Recorded data
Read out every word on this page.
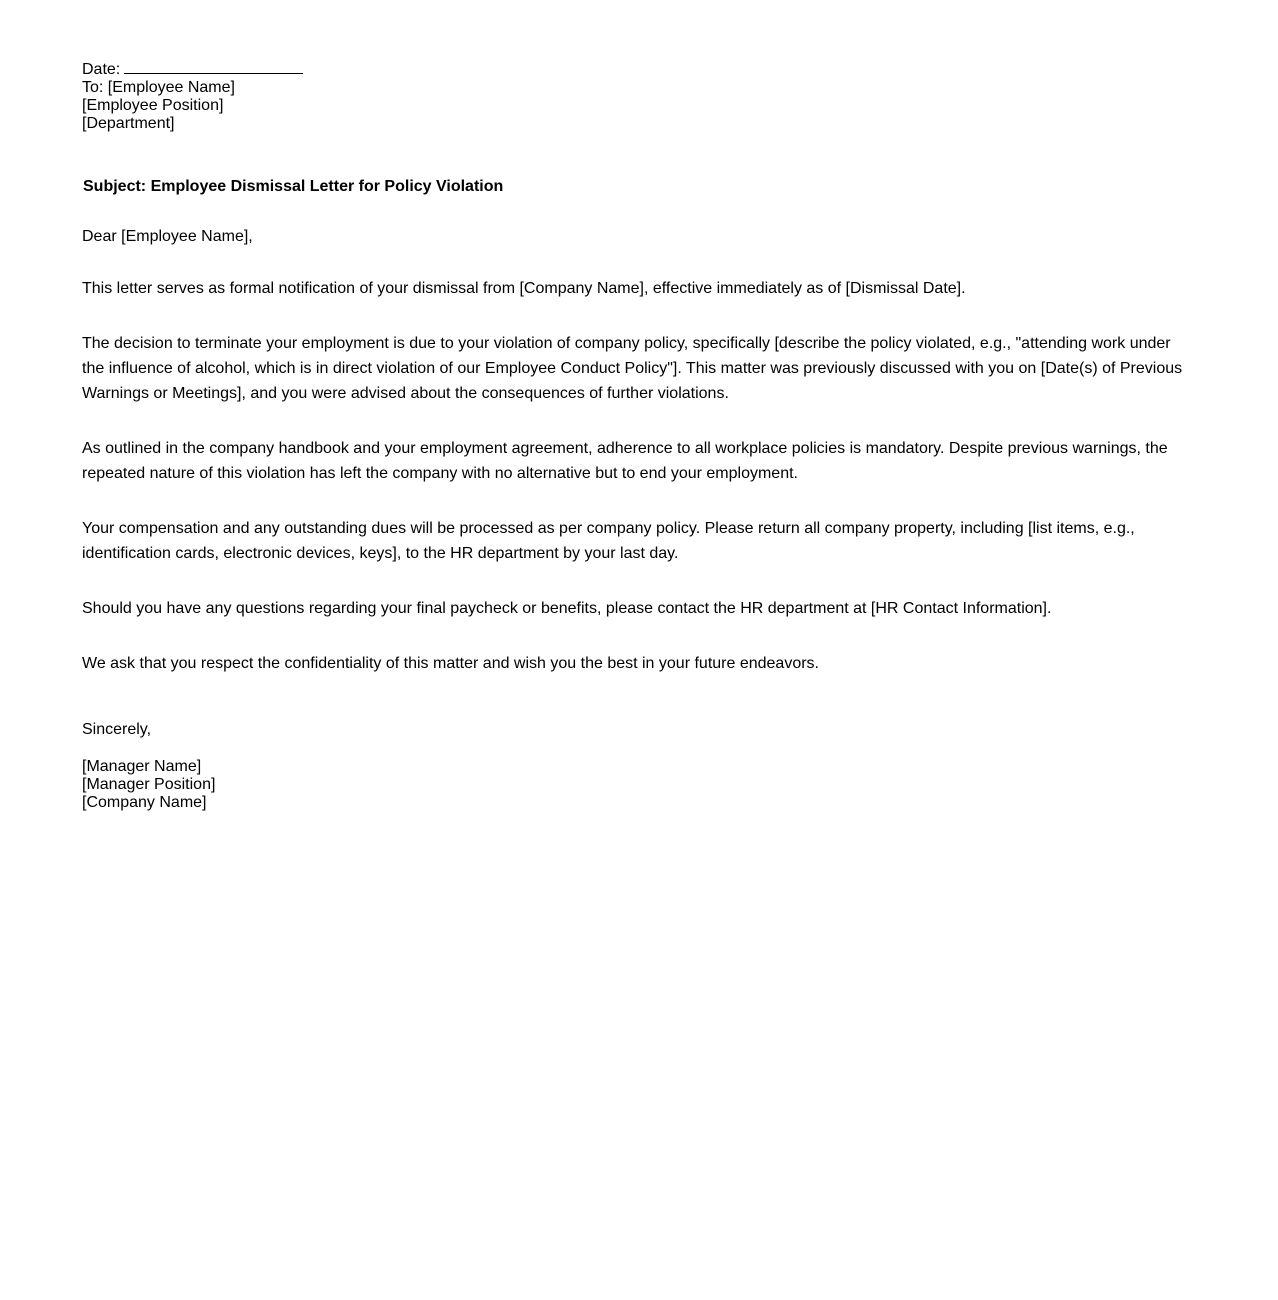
Date:
To: [Employee Name]
[Employee Position]
[Department]
Subject: Employee Dismissal Letter for Policy Violation
Dear [Employee Name],
This letter serves as formal notification of your dismissal from [Company Name], effective immediately as of [Dismissal Date].
The decision to terminate your employment is due to your violation of company policy, specifically [describe the policy violated, e.g., "attending work under the influence of alcohol, which is in direct violation of our Employee Conduct Policy"]. This matter was previously discussed with you on [Date(s) of Previous Warnings or Meetings], and you were advised about the consequences of further violations.
As outlined in the company handbook and your employment agreement, adherence to all workplace policies is mandatory. Despite previous warnings, the repeated nature of this violation has left the company with no alternative but to end your employment.
Your compensation and any outstanding dues will be processed as per company policy. Please return all company property, including [list items, e.g., identification cards, electronic devices, keys], to the HR department by your last day.
Should you have any questions regarding your final paycheck or benefits, please contact the HR department at [HR Contact Information].
We ask that you respect the confidentiality of this matter and wish you the best in your future endeavors.
Sincerely,
[Manager Name]
[Manager Position]
[Company Name]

■ Aim of the task ■
Write out each entry exactly as given, omitting any picture.

■ Response to this task ■
Read out every word on this page.
Date:
To: [Employee Name]
[Employee Position]
[Department]
Subject: Employee Dismissal Letter for Policy Violation
Dear [Employee Name],
This letter serves as formal notification of your dismissal from [Company Name], effective immediately as of [Dismissal Date].
The decision to terminate your employment is due to your violation of company policy, specifically [describe the policy violated, e.g., "attending work under the influence of alcohol, which is in direct violation of our Employee Conduct Policy"]. This matter was previously discussed with you on [Date(s) of Previous Warnings or Meetings], and you were advised about the consequences of further violations.
As outlined in the company handbook and your employment agreement, adherence to all workplace policies is mandatory. Despite previous warnings, the repeated nature of this violation has left the company with no alternative but to end your employment.
Your compensation and any outstanding dues will be processed as per company policy. Please return all company property, including [list items, e.g., identification cards, electronic devices, keys], to the HR department by your last day.
Should you have any questions regarding your final paycheck or benefits, please contact the HR department at [HR Contact Information].
We ask that you respect the confidentiality of this matter and wish you the best in your future endeavors.
Sincerely,
[Manager Name]
[Manager Position]
[Company Name]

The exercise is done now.